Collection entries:
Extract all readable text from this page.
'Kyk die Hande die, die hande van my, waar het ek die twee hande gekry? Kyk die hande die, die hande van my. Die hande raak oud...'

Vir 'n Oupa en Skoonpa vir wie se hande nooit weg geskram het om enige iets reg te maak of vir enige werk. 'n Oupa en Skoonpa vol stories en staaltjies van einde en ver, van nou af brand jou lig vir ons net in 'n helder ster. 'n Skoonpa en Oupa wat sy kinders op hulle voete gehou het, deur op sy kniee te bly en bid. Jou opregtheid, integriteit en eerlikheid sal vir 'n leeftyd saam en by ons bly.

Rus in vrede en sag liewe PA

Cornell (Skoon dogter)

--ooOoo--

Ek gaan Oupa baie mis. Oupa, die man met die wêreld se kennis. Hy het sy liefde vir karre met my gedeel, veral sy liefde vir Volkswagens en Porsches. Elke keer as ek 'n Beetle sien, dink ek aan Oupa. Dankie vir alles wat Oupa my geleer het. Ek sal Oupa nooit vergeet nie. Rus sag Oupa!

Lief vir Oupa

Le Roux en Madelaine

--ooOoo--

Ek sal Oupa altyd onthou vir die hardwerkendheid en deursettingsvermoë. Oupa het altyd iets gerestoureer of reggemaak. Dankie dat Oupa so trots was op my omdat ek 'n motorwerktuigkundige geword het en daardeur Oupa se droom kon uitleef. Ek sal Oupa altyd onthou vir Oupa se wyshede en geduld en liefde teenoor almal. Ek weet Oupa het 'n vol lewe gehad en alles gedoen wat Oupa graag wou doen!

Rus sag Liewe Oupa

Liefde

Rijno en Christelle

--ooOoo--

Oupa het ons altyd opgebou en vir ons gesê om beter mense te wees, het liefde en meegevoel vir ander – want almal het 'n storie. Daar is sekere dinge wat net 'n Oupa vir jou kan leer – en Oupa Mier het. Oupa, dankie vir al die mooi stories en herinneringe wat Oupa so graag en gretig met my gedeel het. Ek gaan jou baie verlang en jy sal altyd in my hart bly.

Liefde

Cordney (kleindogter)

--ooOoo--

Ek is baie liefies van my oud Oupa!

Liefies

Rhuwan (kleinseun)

● **WHAT THE TASK REQUIRES**
Look through the data above. Each line containing the word "gedeel" needs to be copied.

● **EXPECTED ANSWER**
Ek gaan Oupa baie mis. Oupa, die man met die wêreld se kennis. Hy het sy liefde vir karre met my gedeel, veral sy liefde vir Volkswagens en Porsches. Elke keer as ek 'n Beetle sien, dink ek aan Oupa. Dankie vir alles wat Oupa my geleer het. Ek sal Oupa nooit vergeet nie. Rus sag Oupa!
Oupa het ons altyd opgebou en vir ons gesê om beter mense te wees, het liefde en meegevoel vir ander – want almal het 'n storie. Daar is sekere dinge wat net 'n Oupa vir jou kan leer – en Oupa Mier het. Oupa, dankie vir al die mooi stories en herinneringe wat Oupa so graag en gretig met my gedeel het. Ek gaan jou baie verlang en jy sal altyd in my hart bly.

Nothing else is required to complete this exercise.